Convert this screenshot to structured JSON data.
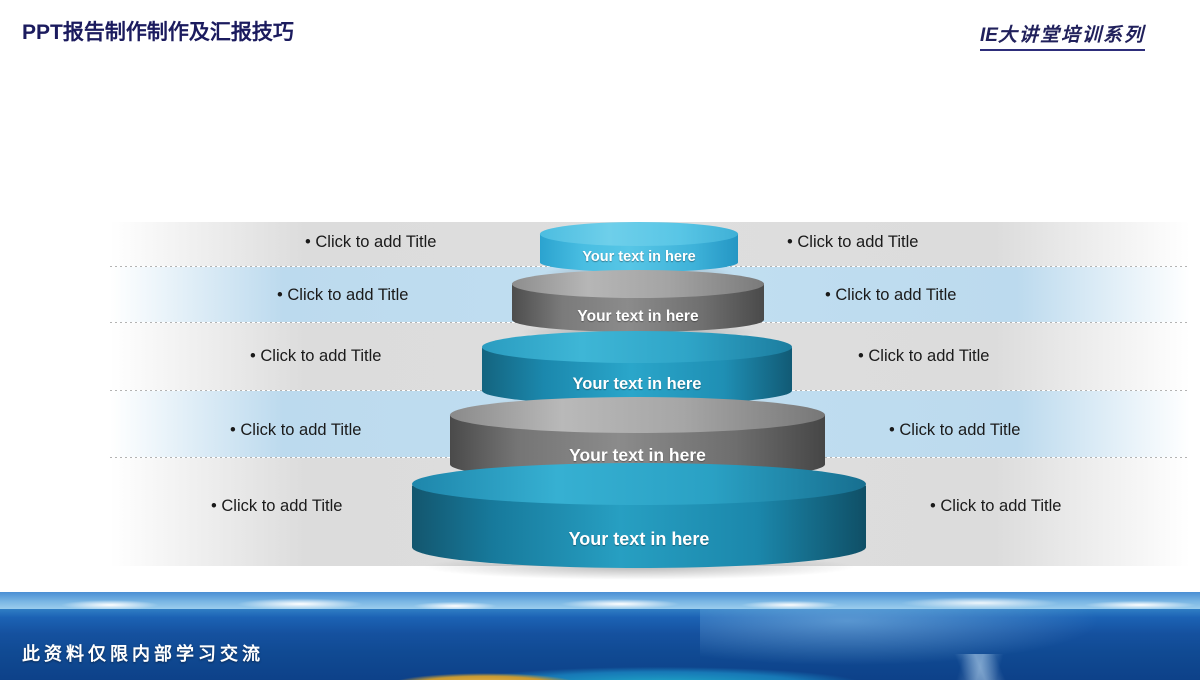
{
  "header": {
    "title": "PPT报告制作制作及汇报技巧",
    "brand_prefix": "IE",
    "brand_suffix": "大讲堂培训系列",
    "title_color": "#1b1b5e",
    "brand_color": "#21215c"
  },
  "diagram": {
    "type": "stacked-cylinder-pyramid",
    "levels": [
      {
        "index": 1,
        "label": "Your text in here",
        "left_title": "• Click to add Title",
        "right_title": "• Click to add Title",
        "color": "#3cb4dc",
        "color_name": "light-blue",
        "band_style": "gray"
      },
      {
        "index": 2,
        "label": "Your text in here",
        "left_title": "• Click to add Title",
        "right_title": "• Click to add Title",
        "color": "#767676",
        "color_name": "gray",
        "band_style": "blue"
      },
      {
        "index": 3,
        "label": "Your text in here",
        "left_title": "• Click to add Title",
        "right_title": "• Click to add Title",
        "color": "#1f93bd",
        "color_name": "teal-blue",
        "band_style": "gray"
      },
      {
        "index": 4,
        "label": "Your text in here",
        "left_title": "• Click to add Title",
        "right_title": "• Click to add Title",
        "color": "#6e6e6e",
        "color_name": "gray",
        "band_style": "blue"
      },
      {
        "index": 5,
        "label": "Your text in here",
        "left_title": "• Click to add Title",
        "right_title": "• Click to add Title",
        "color": "#1b88b4",
        "color_name": "deep-teal",
        "band_style": "gray"
      }
    ]
  },
  "footer": {
    "note": "此资料仅限内部学习交流",
    "note_color": "#ffffff",
    "background": "ocean-photo"
  }
}
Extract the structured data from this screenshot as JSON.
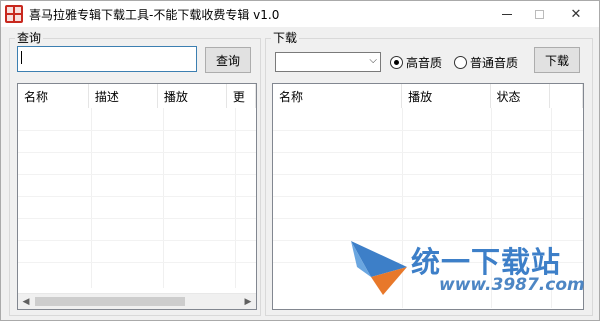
{
  "window": {
    "title": "喜马拉雅专辑下载工具-不能下载收费专辑 v1.0",
    "close_glyph": "✕"
  },
  "query_panel": {
    "group_title": "查询",
    "search_value": "",
    "search_button": "查询",
    "columns": [
      "名称",
      "描述",
      "播放",
      "更"
    ]
  },
  "download_panel": {
    "group_title": "下载",
    "quality_selected": "",
    "radio_high": "高音质",
    "radio_normal": "普通音质",
    "radio_selected": "高音质",
    "download_button": "下载",
    "columns": [
      "名称",
      "播放",
      "状态",
      ""
    ]
  },
  "scrollbar": {
    "left_arrow": "◀",
    "right_arrow": "▶"
  },
  "watermark": {
    "brand": "统一下载站",
    "url": "www.3987.com"
  },
  "colors": {
    "accent": "#3c7fb1",
    "watermark_blue": "#3d7fc8",
    "watermark_orange": "#e8782a",
    "icon_red": "#c8281e"
  }
}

# # # # #

- **SET TASK**: Identify the lines in the entries above that contain "teal", then copy them out.

- **FINAL ANSWER**:
        "color_name": "teal-blue",
        "color_name": "deep-teal",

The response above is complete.